§ WORK INSTRUCTIONS: Copy out each line of the material below with no changes.

##### EXCERPTED DATA #####

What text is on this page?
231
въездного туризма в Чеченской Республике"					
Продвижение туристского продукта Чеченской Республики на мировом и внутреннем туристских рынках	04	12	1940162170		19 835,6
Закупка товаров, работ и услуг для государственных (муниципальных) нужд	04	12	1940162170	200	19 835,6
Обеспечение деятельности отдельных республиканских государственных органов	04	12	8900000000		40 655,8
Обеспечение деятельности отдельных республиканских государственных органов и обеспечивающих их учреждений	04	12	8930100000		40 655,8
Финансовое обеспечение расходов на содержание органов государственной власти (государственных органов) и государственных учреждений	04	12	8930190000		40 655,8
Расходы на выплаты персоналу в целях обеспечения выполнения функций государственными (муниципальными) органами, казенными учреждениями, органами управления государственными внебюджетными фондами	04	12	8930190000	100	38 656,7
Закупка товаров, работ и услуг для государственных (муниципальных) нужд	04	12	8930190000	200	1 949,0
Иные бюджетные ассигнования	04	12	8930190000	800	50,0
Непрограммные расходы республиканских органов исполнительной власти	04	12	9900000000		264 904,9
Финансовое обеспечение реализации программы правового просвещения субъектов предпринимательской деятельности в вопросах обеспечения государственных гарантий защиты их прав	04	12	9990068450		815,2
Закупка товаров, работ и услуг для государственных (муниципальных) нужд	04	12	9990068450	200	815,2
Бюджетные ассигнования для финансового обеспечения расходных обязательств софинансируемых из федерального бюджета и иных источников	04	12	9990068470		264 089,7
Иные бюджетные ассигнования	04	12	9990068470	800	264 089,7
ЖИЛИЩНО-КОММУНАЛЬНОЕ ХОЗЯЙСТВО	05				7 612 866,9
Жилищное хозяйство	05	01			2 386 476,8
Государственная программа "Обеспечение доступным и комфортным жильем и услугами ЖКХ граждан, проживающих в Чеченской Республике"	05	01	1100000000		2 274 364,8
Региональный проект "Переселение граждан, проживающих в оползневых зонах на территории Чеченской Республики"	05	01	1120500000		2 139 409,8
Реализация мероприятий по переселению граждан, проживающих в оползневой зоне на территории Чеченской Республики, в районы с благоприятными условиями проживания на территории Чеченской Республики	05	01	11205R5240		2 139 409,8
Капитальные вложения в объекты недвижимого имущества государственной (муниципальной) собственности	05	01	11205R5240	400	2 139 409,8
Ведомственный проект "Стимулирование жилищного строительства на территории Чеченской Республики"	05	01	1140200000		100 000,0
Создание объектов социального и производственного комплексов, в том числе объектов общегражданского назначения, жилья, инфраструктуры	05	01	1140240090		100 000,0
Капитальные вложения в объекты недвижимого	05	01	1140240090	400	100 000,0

#####

§ FINISHED ANSWER:
What text is on this page?
231
въездного туризма в Чеченской Республике"					
Продвижение туристского продукта Чеченской Республики на мировом и внутреннем туристских рынках	04	12	1940162170		19 835,6
Закупка товаров, работ и услуг для государственных (муниципальных) нужд	04	12	1940162170	200	19 835,6
Обеспечение деятельности отдельных республиканских государственных органов	04	12	8900000000		40 655,8
Обеспечение деятельности отдельных республиканских государственных органов и обеспечивающих их учреждений	04	12	8930100000		40 655,8
Финансовое обеспечение расходов на содержание органов государственной власти (государственных органов) и государственных учреждений	04	12	8930190000		40 655,8
Расходы на выплаты персоналу в целях обеспечения выполнения функций государственными (муниципальными) органами, казенными учреждениями, органами управления государственными внебюджетными фондами	04	12	8930190000	100	38 656,7
Закупка товаров, работ и услуг для государственных (муниципальных) нужд	04	12	8930190000	200	1 949,0
Иные бюджетные ассигнования	04	12	8930190000	800	50,0
Непрограммные расходы республиканских органов исполнительной власти	04	12	9900000000		264 904,9
Финансовое обеспечение реализации программы правового просвещения субъектов предпринимательской деятельности в вопросах обеспечения государственных гарантий защиты их прав	04	12	9990068450		815,2
Закупка товаров, работ и услуг для государственных (муниципальных) нужд	04	12	9990068450	200	815,2
Бюджетные ассигнования для финансового обеспечения расходных обязательств софинансируемых из федерального бюджета и иных источников	04	12	9990068470		264 089,7
Иные бюджетные ассигнования	04	12	9990068470	800	264 089,7
ЖИЛИЩНО-КОММУНАЛЬНОЕ ХОЗЯЙСТВО	05				7 612 866,9
Жилищное хозяйство	05	01			2 386 476,8
Государственная программа "Обеспечение доступным и комфортным жильем и услугами ЖКХ граждан, проживающих в Чеченской Республике"	05	01	1100000000		2 274 364,8
Региональный проект "Переселение граждан, проживающих в оползневых зонах на территории Чеченской Республики"	05	01	1120500000		2 139 409,8
Реализация мероприятий по переселению граждан, проживающих в оползневой зоне на территории Чеченской Республики, в районы с благоприятными условиями проживания на территории Чеченской Республики	05	01	11205R5240		2 139 409,8
Капитальные вложения в объекты недвижимого имущества государственной (муниципальной) собственности	05	01	11205R5240	400	2 139 409,8
Ведомственный проект "Стимулирование жилищного строительства на территории Чеченской Республики"	05	01	1140200000		100 000,0
Создание объектов социального и производственного комплексов, в том числе объектов общегражданского назначения, жилья, инфраструктуры	05	01	1140240090		100 000,0
Капитальные вложения в объекты недвижимого	05	01	1140240090	400	100 000,0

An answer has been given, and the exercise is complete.